--- Start of DATA SHOWN ---

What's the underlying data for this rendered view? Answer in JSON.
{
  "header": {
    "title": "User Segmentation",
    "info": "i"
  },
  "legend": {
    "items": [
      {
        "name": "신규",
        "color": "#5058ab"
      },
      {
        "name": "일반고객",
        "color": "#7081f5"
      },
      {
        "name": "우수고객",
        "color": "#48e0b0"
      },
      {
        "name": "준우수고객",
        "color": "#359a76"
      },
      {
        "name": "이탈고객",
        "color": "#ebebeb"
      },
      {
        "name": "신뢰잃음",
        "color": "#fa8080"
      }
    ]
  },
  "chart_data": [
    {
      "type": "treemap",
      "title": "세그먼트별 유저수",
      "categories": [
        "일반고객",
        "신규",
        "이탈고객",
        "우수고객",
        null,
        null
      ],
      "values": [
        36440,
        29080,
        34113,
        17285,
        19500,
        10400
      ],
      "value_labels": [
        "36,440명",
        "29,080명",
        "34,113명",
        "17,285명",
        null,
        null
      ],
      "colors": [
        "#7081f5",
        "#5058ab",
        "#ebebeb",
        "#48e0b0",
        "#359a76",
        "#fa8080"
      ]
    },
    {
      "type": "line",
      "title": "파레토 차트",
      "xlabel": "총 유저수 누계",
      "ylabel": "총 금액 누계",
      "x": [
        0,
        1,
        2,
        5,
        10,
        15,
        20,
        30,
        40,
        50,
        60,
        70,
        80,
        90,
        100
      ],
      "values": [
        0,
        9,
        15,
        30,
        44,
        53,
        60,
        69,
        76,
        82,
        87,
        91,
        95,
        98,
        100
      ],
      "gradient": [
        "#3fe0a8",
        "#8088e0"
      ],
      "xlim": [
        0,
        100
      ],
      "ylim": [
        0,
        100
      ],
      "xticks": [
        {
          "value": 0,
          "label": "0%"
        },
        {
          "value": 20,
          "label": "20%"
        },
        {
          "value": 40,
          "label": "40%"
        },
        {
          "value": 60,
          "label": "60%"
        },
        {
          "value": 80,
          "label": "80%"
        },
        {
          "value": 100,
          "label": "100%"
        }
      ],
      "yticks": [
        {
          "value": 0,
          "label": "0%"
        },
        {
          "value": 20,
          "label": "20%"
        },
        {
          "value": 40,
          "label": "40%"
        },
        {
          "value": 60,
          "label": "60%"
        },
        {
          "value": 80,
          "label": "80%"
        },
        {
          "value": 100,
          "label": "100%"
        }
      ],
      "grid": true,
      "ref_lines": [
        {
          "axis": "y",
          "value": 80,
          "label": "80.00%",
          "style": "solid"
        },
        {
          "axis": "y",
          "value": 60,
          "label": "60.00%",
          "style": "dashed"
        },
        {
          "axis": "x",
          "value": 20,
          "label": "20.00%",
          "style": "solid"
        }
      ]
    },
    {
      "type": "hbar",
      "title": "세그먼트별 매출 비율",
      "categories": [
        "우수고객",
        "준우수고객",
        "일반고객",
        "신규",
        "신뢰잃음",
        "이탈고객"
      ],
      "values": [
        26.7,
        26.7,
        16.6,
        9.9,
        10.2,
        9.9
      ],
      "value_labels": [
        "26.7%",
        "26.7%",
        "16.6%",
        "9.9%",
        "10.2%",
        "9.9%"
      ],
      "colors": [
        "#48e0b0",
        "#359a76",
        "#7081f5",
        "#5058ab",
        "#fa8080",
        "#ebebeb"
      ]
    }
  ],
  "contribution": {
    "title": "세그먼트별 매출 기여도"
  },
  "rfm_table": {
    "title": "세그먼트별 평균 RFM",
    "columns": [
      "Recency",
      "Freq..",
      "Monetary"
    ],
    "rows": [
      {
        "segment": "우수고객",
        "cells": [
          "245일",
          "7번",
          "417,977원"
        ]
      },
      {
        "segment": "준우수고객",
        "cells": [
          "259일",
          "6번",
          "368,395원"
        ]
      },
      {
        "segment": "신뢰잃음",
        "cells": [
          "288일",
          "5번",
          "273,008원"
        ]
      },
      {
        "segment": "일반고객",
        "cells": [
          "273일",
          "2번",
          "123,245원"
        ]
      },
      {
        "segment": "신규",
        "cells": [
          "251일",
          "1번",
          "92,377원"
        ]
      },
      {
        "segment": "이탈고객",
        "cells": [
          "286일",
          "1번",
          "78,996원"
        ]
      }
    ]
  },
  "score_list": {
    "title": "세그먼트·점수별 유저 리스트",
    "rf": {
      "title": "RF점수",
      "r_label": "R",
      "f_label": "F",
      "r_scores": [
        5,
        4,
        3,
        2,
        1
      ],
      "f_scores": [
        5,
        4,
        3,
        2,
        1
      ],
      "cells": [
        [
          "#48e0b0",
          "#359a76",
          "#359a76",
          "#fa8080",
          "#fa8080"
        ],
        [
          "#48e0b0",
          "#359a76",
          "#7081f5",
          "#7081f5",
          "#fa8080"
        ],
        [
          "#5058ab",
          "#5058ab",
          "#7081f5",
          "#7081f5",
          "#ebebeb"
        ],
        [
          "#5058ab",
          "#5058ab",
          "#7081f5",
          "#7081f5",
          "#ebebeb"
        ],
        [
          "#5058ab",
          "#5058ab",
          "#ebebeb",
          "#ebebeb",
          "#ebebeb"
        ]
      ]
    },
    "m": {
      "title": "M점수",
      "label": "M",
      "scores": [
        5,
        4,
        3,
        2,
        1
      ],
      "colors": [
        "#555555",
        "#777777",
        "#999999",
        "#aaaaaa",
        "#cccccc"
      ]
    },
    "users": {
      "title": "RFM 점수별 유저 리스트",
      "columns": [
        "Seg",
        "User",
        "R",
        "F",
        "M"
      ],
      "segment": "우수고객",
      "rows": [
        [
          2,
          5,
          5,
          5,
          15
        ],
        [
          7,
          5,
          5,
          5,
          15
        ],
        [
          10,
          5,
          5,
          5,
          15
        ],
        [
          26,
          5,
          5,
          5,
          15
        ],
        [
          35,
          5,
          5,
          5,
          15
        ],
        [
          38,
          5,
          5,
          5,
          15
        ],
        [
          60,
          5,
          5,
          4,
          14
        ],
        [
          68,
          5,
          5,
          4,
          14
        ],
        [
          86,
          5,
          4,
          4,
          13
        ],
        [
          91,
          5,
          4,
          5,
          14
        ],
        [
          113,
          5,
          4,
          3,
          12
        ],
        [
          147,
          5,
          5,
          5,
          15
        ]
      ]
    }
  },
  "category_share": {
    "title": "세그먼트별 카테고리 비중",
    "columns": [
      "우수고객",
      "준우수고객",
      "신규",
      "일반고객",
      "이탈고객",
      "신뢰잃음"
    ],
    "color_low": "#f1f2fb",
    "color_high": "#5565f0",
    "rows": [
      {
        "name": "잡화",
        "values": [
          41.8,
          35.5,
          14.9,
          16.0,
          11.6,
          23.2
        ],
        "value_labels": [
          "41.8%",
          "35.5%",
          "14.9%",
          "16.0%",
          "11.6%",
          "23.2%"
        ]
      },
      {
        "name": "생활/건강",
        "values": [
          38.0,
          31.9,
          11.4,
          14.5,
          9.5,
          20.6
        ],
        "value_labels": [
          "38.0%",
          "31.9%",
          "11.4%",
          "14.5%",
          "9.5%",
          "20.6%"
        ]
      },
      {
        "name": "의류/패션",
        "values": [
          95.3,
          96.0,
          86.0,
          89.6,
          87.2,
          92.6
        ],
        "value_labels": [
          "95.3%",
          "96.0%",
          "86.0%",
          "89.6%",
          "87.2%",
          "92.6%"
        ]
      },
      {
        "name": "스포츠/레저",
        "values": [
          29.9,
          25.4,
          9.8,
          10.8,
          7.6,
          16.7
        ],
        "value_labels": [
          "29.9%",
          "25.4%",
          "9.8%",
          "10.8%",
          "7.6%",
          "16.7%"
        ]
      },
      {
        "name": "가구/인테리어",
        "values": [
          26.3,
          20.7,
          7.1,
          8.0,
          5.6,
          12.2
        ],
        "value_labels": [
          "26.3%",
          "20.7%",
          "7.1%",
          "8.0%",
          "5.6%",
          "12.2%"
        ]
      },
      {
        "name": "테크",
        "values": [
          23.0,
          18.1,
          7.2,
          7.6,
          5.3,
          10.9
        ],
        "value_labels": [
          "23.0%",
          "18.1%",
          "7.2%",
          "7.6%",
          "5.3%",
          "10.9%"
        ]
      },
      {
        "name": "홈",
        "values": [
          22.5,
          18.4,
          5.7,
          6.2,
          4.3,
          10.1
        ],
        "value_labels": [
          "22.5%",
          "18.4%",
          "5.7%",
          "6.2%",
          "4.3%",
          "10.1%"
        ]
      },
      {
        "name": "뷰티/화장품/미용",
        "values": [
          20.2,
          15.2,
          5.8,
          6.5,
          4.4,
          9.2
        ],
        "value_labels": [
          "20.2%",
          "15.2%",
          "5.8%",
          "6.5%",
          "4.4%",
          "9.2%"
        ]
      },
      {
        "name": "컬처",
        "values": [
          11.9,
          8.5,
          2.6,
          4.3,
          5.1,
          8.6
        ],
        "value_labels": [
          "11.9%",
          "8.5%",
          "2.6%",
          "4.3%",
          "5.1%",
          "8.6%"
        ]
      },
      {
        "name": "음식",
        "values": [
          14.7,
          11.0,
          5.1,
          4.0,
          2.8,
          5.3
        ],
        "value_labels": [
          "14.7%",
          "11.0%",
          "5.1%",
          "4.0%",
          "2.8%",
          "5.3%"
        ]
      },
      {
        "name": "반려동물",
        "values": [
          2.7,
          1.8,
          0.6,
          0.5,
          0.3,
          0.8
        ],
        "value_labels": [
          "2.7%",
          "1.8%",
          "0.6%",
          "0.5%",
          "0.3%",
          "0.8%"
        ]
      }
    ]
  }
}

--- End of DATA SHOWN ---

EXERCISE AIM: Provide the number of lines in the entries that include "title", and no other text.

COMPLETED TASK: 11